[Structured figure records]
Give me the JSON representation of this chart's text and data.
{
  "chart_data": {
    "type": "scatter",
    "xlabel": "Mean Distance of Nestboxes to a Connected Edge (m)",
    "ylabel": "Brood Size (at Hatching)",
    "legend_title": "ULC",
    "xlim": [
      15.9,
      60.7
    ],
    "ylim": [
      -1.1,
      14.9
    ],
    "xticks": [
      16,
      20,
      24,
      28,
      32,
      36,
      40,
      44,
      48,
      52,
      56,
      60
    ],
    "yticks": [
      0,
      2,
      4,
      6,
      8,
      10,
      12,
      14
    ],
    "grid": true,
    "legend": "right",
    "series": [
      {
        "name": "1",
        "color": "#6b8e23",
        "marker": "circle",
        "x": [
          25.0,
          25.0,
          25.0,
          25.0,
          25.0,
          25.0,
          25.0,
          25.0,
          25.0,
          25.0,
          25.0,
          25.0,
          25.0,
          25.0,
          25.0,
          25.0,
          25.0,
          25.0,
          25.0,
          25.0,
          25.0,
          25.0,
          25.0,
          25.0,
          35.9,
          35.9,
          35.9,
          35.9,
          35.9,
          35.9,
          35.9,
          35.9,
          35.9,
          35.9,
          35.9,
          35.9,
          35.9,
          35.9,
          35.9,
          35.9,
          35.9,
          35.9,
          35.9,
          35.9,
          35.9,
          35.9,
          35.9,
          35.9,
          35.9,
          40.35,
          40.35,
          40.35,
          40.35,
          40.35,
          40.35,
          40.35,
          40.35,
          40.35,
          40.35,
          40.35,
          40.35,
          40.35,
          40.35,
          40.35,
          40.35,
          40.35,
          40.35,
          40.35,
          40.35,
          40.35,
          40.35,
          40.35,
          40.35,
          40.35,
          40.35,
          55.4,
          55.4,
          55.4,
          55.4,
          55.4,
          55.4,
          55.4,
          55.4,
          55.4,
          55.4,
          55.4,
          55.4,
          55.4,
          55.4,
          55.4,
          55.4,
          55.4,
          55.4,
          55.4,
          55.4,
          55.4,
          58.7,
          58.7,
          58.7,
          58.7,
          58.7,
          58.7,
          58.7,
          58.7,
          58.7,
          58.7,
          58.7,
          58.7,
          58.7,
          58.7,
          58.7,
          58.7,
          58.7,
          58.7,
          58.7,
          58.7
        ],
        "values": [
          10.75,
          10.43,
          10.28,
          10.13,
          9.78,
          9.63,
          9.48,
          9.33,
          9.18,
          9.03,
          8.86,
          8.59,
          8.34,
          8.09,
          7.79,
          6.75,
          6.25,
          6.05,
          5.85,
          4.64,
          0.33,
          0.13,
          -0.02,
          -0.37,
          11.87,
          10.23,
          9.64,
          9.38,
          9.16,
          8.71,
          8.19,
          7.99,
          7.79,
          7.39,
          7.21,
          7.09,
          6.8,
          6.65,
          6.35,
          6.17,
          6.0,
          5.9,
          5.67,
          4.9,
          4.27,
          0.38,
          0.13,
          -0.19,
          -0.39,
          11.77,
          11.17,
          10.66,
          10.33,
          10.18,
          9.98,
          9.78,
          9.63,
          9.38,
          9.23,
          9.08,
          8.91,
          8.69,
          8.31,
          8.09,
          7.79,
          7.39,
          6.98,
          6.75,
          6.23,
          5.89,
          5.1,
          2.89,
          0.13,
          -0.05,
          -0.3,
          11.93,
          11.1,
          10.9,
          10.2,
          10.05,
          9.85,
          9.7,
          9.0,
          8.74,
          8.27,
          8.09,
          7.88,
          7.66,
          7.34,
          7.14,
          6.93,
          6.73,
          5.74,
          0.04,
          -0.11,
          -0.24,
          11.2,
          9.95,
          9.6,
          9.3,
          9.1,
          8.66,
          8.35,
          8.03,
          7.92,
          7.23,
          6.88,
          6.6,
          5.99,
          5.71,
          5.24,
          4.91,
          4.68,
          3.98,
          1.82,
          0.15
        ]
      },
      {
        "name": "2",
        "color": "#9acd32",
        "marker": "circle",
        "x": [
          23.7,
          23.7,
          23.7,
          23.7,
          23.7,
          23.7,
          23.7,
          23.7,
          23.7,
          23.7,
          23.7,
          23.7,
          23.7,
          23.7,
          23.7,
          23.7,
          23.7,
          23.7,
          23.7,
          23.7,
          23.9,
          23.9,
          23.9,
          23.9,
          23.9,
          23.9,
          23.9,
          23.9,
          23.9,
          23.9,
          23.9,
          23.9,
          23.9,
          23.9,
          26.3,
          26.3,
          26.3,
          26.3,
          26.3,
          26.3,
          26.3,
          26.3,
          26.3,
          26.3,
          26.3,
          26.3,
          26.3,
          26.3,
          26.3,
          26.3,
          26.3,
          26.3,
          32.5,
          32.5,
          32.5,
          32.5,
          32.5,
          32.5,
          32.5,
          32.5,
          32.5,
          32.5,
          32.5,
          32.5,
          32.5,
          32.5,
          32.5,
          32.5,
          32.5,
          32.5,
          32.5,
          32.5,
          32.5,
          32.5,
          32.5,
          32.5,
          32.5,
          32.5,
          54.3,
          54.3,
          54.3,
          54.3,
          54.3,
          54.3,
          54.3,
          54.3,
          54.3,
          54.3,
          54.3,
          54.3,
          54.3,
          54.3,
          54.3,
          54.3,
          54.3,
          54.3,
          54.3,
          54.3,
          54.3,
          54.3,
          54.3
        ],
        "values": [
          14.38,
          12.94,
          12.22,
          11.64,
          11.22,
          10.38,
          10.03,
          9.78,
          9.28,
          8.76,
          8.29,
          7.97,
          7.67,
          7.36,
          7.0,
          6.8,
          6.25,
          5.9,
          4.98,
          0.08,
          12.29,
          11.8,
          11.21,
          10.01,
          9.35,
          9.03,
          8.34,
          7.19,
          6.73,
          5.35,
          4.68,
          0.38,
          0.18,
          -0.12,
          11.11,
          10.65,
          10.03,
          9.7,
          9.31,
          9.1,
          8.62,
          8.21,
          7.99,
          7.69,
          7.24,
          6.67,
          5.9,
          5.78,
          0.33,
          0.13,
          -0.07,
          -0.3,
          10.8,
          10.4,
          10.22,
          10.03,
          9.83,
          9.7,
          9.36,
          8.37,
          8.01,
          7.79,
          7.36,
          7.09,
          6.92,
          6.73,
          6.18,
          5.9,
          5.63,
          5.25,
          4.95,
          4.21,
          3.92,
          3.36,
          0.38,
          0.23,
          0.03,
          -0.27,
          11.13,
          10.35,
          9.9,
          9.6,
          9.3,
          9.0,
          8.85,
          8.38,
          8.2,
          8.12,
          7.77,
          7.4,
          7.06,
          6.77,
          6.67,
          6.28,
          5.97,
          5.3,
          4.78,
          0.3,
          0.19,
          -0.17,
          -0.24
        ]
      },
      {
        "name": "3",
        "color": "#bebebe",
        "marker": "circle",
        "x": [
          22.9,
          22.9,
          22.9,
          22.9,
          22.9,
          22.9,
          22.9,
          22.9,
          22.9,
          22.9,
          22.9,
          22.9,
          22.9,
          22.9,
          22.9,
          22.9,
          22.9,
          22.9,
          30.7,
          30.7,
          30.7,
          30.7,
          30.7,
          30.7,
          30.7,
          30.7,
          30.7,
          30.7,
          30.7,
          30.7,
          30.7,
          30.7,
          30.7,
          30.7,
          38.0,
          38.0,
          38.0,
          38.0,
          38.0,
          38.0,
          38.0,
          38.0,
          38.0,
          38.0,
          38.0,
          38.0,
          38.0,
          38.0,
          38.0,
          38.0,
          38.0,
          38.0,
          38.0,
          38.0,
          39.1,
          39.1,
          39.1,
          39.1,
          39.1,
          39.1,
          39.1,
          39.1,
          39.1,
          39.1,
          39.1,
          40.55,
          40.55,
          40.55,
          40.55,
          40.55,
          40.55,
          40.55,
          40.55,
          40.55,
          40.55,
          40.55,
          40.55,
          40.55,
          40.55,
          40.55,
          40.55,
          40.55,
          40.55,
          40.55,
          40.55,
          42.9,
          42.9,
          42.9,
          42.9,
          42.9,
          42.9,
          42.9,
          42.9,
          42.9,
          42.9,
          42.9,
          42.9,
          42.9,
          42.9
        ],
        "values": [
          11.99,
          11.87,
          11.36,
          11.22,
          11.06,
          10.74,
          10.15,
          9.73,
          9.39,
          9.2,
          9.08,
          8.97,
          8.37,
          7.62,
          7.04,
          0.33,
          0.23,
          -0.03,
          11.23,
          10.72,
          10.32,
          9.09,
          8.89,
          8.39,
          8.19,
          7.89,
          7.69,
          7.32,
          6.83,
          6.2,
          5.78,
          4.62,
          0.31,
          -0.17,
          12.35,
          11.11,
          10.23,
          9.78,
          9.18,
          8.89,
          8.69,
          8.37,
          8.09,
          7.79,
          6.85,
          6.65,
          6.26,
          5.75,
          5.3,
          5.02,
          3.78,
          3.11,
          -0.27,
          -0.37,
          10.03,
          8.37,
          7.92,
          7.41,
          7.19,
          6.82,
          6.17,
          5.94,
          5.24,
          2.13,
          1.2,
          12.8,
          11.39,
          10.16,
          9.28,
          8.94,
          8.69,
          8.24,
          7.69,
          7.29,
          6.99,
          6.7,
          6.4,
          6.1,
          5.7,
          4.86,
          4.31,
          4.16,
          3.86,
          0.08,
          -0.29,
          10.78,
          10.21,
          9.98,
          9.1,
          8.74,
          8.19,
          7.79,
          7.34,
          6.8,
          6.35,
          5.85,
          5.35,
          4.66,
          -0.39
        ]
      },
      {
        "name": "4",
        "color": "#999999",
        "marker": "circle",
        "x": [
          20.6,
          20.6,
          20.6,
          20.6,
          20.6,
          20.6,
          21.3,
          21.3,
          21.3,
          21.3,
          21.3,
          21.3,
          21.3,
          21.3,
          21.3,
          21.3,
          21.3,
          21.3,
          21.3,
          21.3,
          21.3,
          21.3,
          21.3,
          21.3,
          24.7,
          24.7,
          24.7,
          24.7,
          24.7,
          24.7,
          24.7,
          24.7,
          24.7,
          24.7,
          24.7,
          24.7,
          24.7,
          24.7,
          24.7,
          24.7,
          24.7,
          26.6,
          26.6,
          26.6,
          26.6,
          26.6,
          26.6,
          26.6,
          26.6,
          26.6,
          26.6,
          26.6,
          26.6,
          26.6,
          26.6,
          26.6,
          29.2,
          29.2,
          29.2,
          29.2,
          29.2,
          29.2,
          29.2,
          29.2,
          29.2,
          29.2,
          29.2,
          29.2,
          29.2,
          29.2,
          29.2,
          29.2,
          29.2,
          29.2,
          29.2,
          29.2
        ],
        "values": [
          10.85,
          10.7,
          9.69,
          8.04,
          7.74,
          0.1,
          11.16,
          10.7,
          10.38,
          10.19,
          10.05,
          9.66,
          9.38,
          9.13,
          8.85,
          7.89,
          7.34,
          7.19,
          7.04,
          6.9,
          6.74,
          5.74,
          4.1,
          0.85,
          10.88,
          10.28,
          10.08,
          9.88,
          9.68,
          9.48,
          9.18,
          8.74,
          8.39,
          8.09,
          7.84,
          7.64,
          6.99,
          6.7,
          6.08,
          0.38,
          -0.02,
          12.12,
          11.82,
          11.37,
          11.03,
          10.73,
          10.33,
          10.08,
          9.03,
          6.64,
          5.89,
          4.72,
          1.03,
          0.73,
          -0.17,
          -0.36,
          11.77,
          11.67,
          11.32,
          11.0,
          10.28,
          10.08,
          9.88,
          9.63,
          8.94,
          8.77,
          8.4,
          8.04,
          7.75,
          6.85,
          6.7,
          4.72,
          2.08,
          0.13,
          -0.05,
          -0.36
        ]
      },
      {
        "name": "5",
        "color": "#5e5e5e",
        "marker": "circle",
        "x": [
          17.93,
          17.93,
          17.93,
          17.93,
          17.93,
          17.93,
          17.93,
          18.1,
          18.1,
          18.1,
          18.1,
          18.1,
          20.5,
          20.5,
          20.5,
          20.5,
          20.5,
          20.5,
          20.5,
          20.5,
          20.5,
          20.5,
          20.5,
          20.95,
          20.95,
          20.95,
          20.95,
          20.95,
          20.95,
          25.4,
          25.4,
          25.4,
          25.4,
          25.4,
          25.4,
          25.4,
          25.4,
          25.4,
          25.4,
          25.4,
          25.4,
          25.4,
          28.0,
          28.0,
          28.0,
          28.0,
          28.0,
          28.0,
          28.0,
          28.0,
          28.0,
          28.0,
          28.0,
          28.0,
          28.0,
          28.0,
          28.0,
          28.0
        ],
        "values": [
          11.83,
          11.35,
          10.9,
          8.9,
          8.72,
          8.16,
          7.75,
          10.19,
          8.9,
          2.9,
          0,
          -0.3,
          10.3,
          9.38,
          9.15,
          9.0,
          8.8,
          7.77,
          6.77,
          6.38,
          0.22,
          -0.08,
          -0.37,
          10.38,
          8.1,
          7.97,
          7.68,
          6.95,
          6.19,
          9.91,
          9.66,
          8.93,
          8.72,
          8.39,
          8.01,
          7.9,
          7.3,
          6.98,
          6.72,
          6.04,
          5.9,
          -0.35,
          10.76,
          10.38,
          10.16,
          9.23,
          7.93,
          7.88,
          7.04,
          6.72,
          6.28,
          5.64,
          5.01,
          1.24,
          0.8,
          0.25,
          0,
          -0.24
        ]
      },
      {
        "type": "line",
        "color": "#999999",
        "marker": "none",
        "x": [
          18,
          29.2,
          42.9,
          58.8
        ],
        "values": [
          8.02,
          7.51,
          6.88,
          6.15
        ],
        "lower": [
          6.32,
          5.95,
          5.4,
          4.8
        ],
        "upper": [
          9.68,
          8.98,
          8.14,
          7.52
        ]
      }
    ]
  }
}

- **Written problem**
Check every line of the data above for the string "color", and copy those that have it.

- **Correct answer**
        "color": "#6b8e23",
        "color": "#9acd32",
        "color": "#bebebe",
        "color": "#999999",
        "color": "#5e5e5e",
        "color": "#999999",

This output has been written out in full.